### What is asked
Transcribe each entry below exactly. Pictures do not go in the copy.
::: Available records
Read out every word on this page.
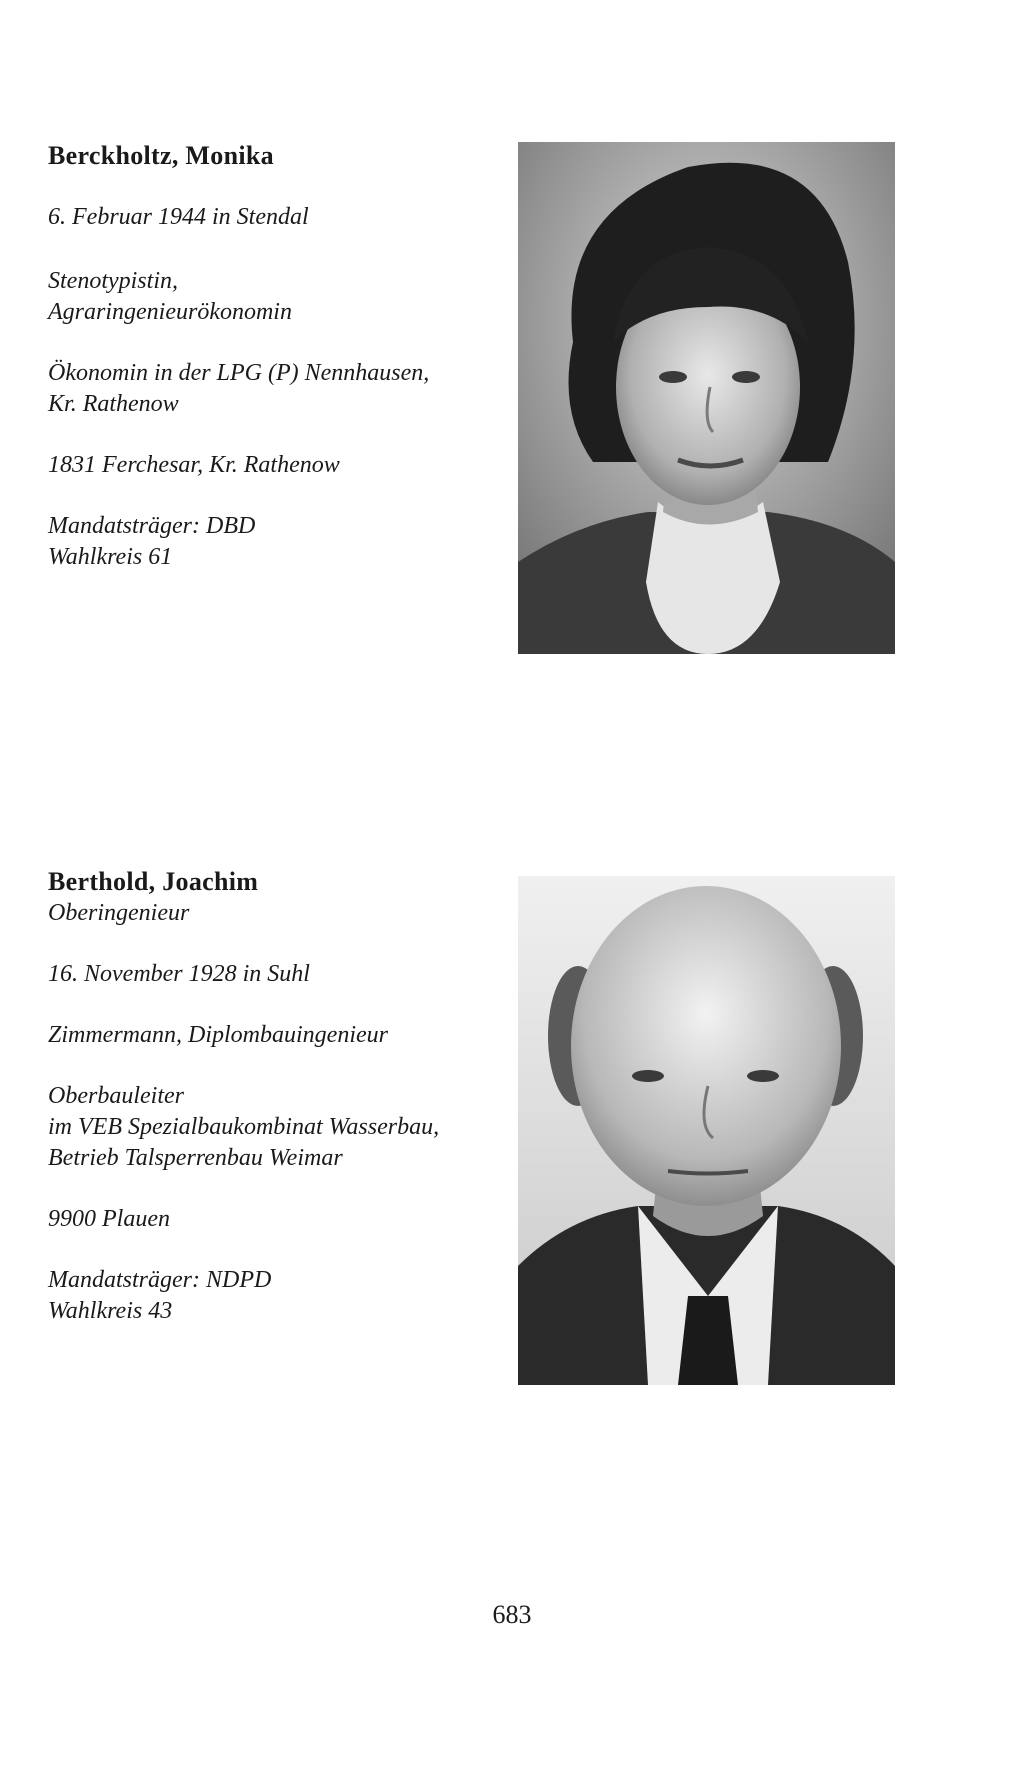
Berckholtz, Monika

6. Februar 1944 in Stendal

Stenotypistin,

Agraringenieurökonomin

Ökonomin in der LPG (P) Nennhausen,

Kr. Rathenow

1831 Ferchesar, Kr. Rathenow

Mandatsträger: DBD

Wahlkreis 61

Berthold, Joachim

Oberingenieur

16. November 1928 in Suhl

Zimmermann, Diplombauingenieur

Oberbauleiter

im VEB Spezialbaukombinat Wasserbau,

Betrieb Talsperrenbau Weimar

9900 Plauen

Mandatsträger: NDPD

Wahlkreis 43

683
::::::
### Task output
Read out every word on this page.
Berckholtz, Monika

6. Februar 1944 in Stendal

Stenotypistin,

Agraringenieurökonomin

Ökonomin in der LPG (P) Nennhausen,

Kr. Rathenow

1831 Ferchesar, Kr. Rathenow

Mandatsträger: DBD

Wahlkreis 61

Berthold, Joachim

Oberingenieur

16. November 1928 in Suhl

Zimmermann, Diplombauingenieur

Oberbauleiter

im VEB Spezialbaukombinat Wasserbau,

Betrieb Talsperrenbau Weimar

9900 Plauen

Mandatsträger: NDPD

Wahlkreis 43

683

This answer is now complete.